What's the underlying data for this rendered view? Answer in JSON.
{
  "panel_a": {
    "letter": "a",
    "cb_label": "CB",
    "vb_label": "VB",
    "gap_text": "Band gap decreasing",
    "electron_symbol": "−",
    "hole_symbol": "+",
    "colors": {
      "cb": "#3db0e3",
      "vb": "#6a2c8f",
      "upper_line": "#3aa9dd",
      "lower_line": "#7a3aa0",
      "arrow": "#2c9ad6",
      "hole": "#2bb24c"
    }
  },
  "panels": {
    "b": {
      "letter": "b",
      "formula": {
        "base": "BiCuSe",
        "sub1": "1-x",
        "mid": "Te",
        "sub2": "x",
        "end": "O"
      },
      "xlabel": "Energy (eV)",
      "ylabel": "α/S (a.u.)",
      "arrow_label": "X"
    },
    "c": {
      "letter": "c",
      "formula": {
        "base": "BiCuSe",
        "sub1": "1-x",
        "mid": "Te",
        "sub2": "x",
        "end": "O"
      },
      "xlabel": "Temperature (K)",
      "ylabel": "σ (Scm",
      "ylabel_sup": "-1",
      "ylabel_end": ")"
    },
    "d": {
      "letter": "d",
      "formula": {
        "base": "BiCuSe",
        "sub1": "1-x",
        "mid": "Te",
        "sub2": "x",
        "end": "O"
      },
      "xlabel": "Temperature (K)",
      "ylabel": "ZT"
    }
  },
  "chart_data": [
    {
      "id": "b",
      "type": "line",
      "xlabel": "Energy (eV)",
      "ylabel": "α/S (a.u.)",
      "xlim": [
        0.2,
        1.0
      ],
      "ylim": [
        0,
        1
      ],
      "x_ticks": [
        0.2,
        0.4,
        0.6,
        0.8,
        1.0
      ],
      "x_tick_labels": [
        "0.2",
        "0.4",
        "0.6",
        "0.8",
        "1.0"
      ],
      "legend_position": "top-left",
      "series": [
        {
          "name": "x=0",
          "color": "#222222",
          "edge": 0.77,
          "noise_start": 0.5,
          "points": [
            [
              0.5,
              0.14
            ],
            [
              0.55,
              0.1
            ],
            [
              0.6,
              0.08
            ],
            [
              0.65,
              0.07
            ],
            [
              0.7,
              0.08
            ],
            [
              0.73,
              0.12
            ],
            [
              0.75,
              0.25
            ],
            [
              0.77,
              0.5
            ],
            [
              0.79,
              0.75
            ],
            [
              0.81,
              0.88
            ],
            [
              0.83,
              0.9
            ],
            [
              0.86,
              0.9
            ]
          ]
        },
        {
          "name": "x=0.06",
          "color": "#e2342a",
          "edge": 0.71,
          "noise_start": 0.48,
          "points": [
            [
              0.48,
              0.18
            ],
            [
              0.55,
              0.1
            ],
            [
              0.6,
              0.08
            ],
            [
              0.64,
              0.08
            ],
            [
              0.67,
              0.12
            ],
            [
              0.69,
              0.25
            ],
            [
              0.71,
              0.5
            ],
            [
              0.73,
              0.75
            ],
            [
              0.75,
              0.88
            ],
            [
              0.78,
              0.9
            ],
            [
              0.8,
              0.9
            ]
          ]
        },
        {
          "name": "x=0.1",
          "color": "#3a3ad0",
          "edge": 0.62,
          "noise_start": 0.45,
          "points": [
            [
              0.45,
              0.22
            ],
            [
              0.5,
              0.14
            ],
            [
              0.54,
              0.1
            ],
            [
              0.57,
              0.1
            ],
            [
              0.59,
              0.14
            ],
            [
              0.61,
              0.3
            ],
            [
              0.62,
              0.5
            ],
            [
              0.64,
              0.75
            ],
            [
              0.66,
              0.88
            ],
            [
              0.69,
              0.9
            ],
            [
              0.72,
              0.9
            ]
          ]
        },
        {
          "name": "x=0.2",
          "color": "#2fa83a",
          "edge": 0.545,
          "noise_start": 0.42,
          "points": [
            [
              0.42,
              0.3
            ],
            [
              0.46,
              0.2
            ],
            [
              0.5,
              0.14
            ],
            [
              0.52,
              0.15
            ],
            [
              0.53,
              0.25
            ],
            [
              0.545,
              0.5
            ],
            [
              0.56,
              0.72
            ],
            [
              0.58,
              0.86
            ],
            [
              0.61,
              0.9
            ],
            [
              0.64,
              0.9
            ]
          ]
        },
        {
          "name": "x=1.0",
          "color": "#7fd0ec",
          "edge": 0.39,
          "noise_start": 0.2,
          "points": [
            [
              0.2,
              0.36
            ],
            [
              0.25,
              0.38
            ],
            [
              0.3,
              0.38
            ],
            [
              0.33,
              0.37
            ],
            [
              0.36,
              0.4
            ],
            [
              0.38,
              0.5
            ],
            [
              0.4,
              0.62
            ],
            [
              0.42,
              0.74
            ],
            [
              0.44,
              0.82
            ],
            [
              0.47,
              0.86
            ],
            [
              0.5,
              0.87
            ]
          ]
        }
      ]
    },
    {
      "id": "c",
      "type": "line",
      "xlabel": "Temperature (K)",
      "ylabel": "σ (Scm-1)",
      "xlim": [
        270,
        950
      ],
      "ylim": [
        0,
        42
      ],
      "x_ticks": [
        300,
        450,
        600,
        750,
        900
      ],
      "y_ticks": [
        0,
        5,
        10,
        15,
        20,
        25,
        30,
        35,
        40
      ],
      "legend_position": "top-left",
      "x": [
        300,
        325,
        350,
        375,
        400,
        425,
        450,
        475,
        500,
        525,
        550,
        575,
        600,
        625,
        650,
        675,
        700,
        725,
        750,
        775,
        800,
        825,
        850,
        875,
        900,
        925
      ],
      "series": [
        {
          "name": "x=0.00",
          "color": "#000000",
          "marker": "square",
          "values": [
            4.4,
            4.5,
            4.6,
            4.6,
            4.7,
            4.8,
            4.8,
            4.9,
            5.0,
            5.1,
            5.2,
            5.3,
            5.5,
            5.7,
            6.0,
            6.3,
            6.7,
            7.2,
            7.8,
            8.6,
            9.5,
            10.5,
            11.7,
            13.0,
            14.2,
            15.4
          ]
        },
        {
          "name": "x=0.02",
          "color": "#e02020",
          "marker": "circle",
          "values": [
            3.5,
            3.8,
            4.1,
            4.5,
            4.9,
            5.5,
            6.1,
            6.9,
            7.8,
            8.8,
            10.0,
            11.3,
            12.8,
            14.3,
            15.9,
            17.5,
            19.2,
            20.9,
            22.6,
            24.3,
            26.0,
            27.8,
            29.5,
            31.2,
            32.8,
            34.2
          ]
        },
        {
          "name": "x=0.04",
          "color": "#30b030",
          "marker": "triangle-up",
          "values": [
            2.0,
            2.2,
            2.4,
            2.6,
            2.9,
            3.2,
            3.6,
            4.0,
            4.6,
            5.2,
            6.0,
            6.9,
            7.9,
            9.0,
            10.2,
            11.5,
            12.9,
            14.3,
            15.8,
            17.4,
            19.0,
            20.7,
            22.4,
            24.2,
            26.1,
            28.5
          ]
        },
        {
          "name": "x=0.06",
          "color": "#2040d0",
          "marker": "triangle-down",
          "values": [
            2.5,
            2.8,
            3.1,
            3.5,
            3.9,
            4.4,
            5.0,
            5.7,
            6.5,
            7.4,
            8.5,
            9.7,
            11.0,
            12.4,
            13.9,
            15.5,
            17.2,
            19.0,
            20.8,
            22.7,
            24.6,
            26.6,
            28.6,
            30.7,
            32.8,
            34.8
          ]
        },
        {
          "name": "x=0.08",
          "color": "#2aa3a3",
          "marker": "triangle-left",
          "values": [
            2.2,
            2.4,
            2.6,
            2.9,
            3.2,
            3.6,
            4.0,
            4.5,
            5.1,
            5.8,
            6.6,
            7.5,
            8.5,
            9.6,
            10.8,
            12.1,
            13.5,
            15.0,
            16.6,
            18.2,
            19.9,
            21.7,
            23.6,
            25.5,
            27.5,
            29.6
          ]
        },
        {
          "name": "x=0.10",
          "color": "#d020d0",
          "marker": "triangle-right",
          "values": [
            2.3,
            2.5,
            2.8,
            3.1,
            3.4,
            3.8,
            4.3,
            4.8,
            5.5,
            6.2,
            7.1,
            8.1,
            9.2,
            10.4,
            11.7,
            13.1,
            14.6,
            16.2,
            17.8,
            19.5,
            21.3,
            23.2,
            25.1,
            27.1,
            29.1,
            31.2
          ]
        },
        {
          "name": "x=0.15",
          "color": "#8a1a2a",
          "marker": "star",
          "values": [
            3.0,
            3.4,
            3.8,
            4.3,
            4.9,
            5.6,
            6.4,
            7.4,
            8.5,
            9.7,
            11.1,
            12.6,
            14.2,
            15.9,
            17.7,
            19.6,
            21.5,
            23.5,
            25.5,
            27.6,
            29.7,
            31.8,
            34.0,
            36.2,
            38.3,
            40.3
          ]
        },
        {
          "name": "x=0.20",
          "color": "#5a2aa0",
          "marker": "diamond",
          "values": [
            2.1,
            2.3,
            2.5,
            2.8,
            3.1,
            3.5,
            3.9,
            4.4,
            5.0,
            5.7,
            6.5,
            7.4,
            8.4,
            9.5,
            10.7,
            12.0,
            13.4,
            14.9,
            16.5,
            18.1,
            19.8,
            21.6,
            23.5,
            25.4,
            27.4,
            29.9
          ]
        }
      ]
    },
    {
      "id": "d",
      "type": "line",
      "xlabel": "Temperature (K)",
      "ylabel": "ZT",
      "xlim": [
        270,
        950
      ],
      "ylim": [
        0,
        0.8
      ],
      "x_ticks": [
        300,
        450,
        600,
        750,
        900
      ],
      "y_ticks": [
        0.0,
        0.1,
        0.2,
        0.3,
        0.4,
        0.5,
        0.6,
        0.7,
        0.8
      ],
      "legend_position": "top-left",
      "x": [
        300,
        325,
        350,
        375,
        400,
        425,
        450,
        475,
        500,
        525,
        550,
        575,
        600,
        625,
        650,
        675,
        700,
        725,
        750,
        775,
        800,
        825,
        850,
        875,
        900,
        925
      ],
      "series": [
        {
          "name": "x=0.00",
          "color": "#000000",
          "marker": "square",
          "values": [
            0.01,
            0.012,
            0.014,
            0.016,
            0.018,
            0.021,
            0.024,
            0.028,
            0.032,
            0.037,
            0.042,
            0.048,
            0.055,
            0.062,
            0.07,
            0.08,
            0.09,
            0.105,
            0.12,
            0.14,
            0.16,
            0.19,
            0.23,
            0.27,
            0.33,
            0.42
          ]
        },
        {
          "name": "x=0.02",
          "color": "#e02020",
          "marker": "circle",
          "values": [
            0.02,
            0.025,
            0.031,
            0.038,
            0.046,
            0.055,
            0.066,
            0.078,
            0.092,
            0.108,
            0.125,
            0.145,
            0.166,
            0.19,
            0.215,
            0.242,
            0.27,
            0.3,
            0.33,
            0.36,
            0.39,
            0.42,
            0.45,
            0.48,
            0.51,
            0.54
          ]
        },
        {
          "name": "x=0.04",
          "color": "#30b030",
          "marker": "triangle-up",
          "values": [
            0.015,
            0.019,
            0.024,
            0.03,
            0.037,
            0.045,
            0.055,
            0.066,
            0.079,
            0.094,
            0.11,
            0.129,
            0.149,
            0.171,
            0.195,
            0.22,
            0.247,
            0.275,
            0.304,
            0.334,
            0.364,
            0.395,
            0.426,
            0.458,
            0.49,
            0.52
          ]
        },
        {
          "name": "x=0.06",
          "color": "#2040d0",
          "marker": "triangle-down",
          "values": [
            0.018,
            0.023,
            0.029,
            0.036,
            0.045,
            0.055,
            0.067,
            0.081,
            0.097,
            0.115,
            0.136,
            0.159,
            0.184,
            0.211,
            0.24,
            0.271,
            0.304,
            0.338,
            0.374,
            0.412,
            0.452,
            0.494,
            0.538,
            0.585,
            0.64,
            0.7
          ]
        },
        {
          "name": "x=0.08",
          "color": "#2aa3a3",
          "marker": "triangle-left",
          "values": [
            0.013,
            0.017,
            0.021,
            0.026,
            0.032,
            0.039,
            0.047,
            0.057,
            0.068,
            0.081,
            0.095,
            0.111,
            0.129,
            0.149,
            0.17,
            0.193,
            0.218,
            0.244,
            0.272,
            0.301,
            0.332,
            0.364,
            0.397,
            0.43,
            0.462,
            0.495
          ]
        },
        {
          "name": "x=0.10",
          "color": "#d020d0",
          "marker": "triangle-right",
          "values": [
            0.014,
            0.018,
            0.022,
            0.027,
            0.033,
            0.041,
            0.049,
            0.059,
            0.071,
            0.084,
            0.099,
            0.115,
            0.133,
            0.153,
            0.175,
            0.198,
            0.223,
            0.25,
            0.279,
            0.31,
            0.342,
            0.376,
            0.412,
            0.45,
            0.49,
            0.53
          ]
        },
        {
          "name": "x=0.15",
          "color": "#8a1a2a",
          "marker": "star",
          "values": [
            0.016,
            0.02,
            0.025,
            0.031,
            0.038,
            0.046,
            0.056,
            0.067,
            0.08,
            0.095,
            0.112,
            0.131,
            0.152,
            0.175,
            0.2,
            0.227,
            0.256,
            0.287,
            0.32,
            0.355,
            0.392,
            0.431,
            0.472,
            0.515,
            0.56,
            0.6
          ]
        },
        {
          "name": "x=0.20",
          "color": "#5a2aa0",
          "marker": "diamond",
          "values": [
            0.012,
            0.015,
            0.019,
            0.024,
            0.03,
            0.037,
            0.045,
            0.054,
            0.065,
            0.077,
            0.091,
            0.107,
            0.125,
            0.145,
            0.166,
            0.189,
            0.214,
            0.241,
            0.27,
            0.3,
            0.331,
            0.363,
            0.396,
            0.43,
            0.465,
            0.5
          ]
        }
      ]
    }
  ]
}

> What you need to do
From the listing above, pick out each line where the word "edge" appears.

> Solution for this exercise
          "edge": 0.77,
          "edge": 0.71,
          "edge": 0.62,
          "edge": 0.545,
          "edge": 0.39,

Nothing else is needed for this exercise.